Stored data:
§

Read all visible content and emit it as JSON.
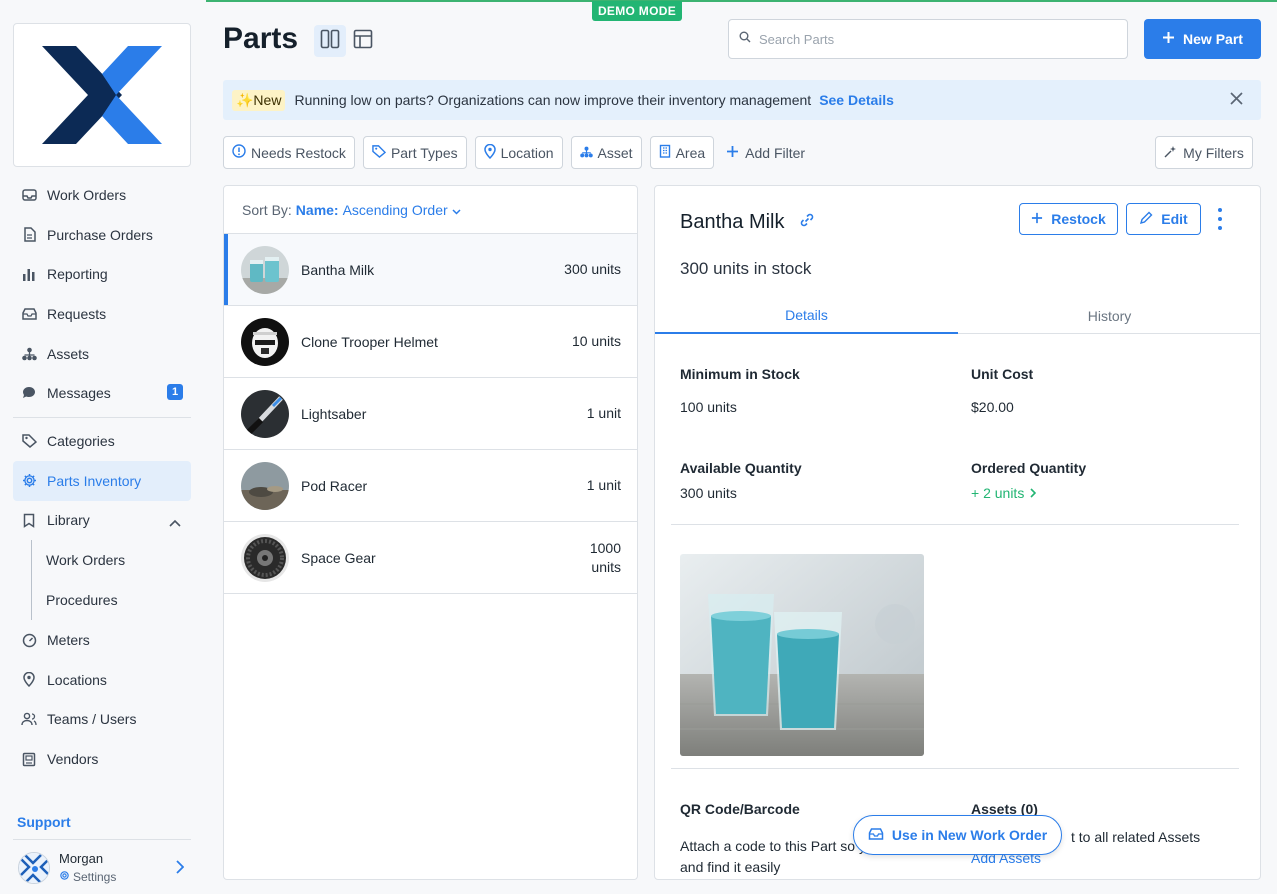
{
  "app": {
    "demo_label": "DEMO MODE",
    "page_title": "Parts"
  },
  "sidebar": {
    "items": [
      {
        "label": "Work Orders",
        "icon": "inbox-icon"
      },
      {
        "label": "Purchase Orders",
        "icon": "document-icon"
      },
      {
        "label": "Reporting",
        "icon": "bar-chart-icon"
      },
      {
        "label": "Requests",
        "icon": "tray-icon"
      },
      {
        "label": "Assets",
        "icon": "hierarchy-icon"
      },
      {
        "label": "Messages",
        "icon": "chat-icon",
        "badge": "1"
      }
    ],
    "items2": [
      {
        "label": "Categories",
        "icon": "tag-icon"
      },
      {
        "label": "Parts Inventory",
        "icon": "gear-icon"
      },
      {
        "label": "Library",
        "icon": "bookmark-icon"
      }
    ],
    "library_sub": [
      {
        "label": "Work Orders"
      },
      {
        "label": "Procedures"
      }
    ],
    "items3": [
      {
        "label": "Meters",
        "icon": "gauge-icon"
      },
      {
        "label": "Locations",
        "icon": "pin-icon"
      },
      {
        "label": "Teams / Users",
        "icon": "users-icon"
      },
      {
        "label": "Vendors",
        "icon": "vendor-icon"
      }
    ],
    "support_label": "Support",
    "user": {
      "name": "Morgan",
      "settings_label": "Settings"
    }
  },
  "header": {
    "search_placeholder": "Search Parts",
    "new_part_label": "New Part"
  },
  "banner": {
    "tag": "✨New",
    "text": "Running low on parts? Organizations can now improve their inventory management",
    "link": "See Details"
  },
  "filters": {
    "items": [
      "Needs Restock",
      "Part Types",
      "Location",
      "Asset",
      "Area"
    ],
    "add_filter": "Add Filter",
    "my_filters": "My Filters"
  },
  "list": {
    "sort_prefix": "Sort By:",
    "sort_field": "Name:",
    "sort_order": "Ascending Order",
    "rows": [
      {
        "name": "Bantha Milk",
        "qty": "300 units"
      },
      {
        "name": "Clone Trooper Helmet",
        "qty": "10 units"
      },
      {
        "name": "Lightsaber",
        "qty": "1 unit"
      },
      {
        "name": "Pod Racer",
        "qty": "1 unit"
      },
      {
        "name": "Space Gear",
        "qty_line1": "1000",
        "qty_line2": "units"
      }
    ]
  },
  "detail": {
    "title": "Bantha Milk",
    "stock": "300 units in stock",
    "restock_label": "Restock",
    "edit_label": "Edit",
    "tabs": [
      "Details",
      "History"
    ],
    "min_stock_label": "Minimum in Stock",
    "min_stock_value": "100 units",
    "unit_cost_label": "Unit Cost",
    "unit_cost_value": "$20.00",
    "available_label": "Available Quantity",
    "available_value": "300 units",
    "ordered_label": "Ordered Quantity",
    "ordered_value": "+ 2 units",
    "qr_label": "QR Code/Barcode",
    "qr_text_1": "Attach a code to this Part so y",
    "qr_text_2": "and find it easily",
    "assets_label": "Assets (0)",
    "assets_text": "t to all related Assets",
    "add_assets": "Add Assets",
    "use_button": "Use in New Work Order"
  },
  "colors": {
    "accent": "#2b7de9",
    "demo": "#22b573",
    "banner": "#e4f0fc"
  }
}
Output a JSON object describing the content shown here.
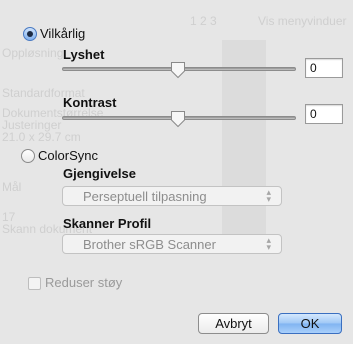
{
  "background_ghost_text": {
    "line1": "1 2 3",
    "line2": "Vis menyvinduer",
    "line3": "Oppløsning",
    "line4": "Standardformat",
    "line5": "Dokumentstørrelse",
    "line6": "Justeringer",
    "line7": "21.0 x 29.7 cm",
    "line8": "Mål",
    "line9": "17",
    "line10": "Skann dokument"
  },
  "mode": {
    "vilkarlig_label": "Vilkårlig",
    "vilkarlig_selected": true,
    "colorsync_label": "ColorSync",
    "colorsync_selected": false
  },
  "brightness": {
    "label": "Lyshet",
    "value": "0",
    "slider_fraction": 0.5
  },
  "contrast": {
    "label": "Kontrast",
    "value": "0",
    "slider_fraction": 0.5
  },
  "rendering": {
    "label": "Gjengivelse",
    "selected": "Perseptuell tilpasning",
    "enabled": false
  },
  "scanner_profile": {
    "label": "Skanner Profil",
    "selected": "Brother sRGB Scanner",
    "enabled": false
  },
  "noise": {
    "label": "Reduser støy",
    "checked": false,
    "enabled": false
  },
  "buttons": {
    "cancel_label": "Avbryt",
    "ok_label": "OK"
  },
  "colors": {
    "accent": "#7fb0ee",
    "window_bg": "#e6e6e6",
    "disabled_text": "#8d8d8d"
  },
  "icons": {
    "select_arrows": "updown-arrows-icon",
    "slider_knob": "slider-thumb-icon"
  }
}
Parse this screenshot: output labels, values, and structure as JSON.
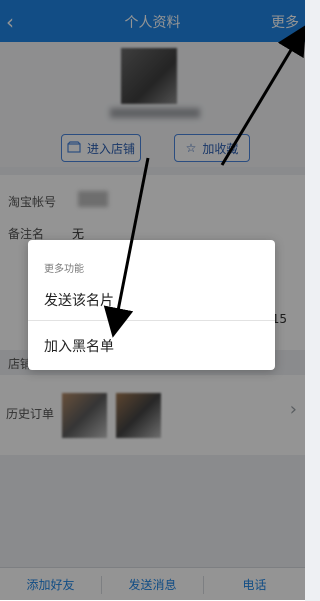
{
  "header": {
    "back_icon": "back-chevron-icon",
    "title": "个人资料",
    "more": "更多"
  },
  "profile": {
    "shop_button": "进入店铺",
    "fav_button": "加收藏",
    "shop_icon": "store-icon",
    "fav_icon": "star-icon"
  },
  "info": {
    "taobao_label": "淘宝帐号",
    "remark_label": "备注名",
    "remark_value": "无"
  },
  "mid": {
    "shop_label": "店铺",
    "right_number": "15"
  },
  "orders": {
    "label": "历史订单",
    "chevron_icon": "chevron-right-icon"
  },
  "bottom": {
    "add_friend": "添加好友",
    "send_message": "发送消息",
    "phone": "电话"
  },
  "dialog": {
    "title": "更多功能",
    "items": [
      "发送该名片",
      "加入黑名单"
    ]
  },
  "colors": {
    "header_blue": "#1f86e6",
    "accent_blue": "#2b5fb3"
  }
}
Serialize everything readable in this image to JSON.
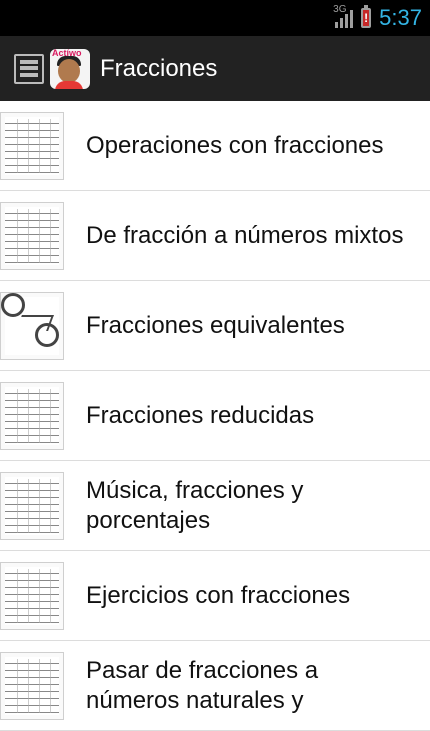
{
  "status_bar": {
    "network": "3G",
    "time": "5:37",
    "battery_alert": "!"
  },
  "action_bar": {
    "title": "Fracciones",
    "app_logo_text": "Actíwo"
  },
  "list": {
    "items": [
      {
        "label": "Operaciones con fracciones"
      },
      {
        "label": "De fracción a números mixtos"
      },
      {
        "label": "Fracciones equivalentes"
      },
      {
        "label": "Fracciones reducidas"
      },
      {
        "label": "Música, fracciones y porcentajes"
      },
      {
        "label": "Ejercicios con fracciones"
      },
      {
        "label": "Pasar de fracciones a números naturales y"
      }
    ]
  },
  "colors": {
    "status_time": "#33b5e5",
    "action_bar_bg": "#222222",
    "battery_alert": "#c62828"
  }
}
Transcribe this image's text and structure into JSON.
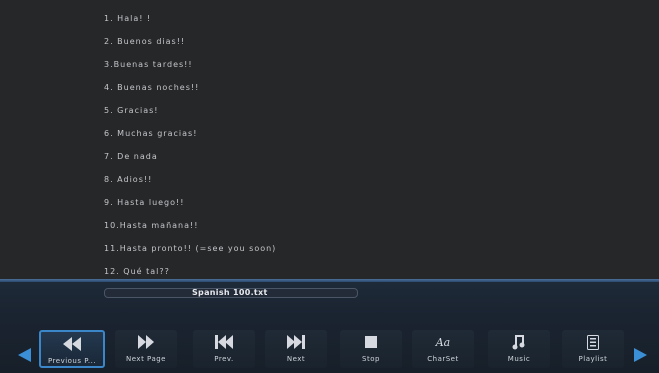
{
  "lines": [
    "1. Hala! !",
    "2. Buenos dias!!",
    "3.Buenas tardes!!",
    "4. Buenas noches!!",
    "5. Gracias!",
    "6. Muchas gracias!",
    "7. De nada",
    "8. Adios!!",
    "9. Hasta luego!!",
    "10.Hasta mañana!!",
    "11.Hasta pronto!! (=see you soon)",
    "12. Qué tal??"
  ],
  "file": {
    "name": "Spanish 100.txt"
  },
  "buttons": [
    {
      "label": "Previous P...",
      "icon": "rewind-icon",
      "selected": true
    },
    {
      "label": "Next Page",
      "icon": "fast-forward-icon",
      "selected": false
    },
    {
      "label": "Prev.",
      "icon": "skip-previous-icon",
      "selected": false
    },
    {
      "label": "Next",
      "icon": "skip-next-icon",
      "selected": false
    },
    {
      "label": "Stop",
      "icon": "stop-icon",
      "selected": false
    },
    {
      "label": "CharSet",
      "icon": "charset-icon",
      "selected": false
    },
    {
      "label": "Music",
      "icon": "music-note-icon",
      "selected": false
    },
    {
      "label": "Playlist",
      "icon": "playlist-icon",
      "selected": false
    }
  ],
  "icons": {
    "charset_glyph": "Aa"
  },
  "colors": {
    "accent": "#3a86c8",
    "arrow": "#3b8fd6"
  }
}
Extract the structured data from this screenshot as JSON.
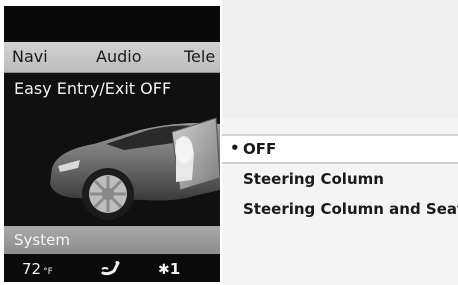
{
  "menu": {
    "items": [
      {
        "label": "Navi"
      },
      {
        "label": "Audio"
      },
      {
        "label": "Tele"
      }
    ]
  },
  "screen_title": "Easy Entry/Exit OFF",
  "system_bar": {
    "label": "System"
  },
  "status": {
    "temperature_value": "72",
    "temperature_unit": "°F",
    "seat_icon": "seat-heating-icon",
    "fan_icon": "fan-icon",
    "fan_level": "1"
  },
  "options": {
    "selected_bullet": "•",
    "items": [
      {
        "label": "OFF",
        "selected": true
      },
      {
        "label": "Steering Column",
        "selected": false
      },
      {
        "label": "Steering Column and Seat",
        "selected": false
      }
    ]
  },
  "colors": {
    "menubar": "#c8c8c8",
    "screen_bg": "#101010",
    "system_bar": "#9d9d9d",
    "panel_bg": "#f4f4f4"
  }
}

§

## Request
Identify each line in the records above containing the word "Column"; copy those lines.

## Completed exercise
        "label": "Steering Column",
        "label": "Steering Column and Seat",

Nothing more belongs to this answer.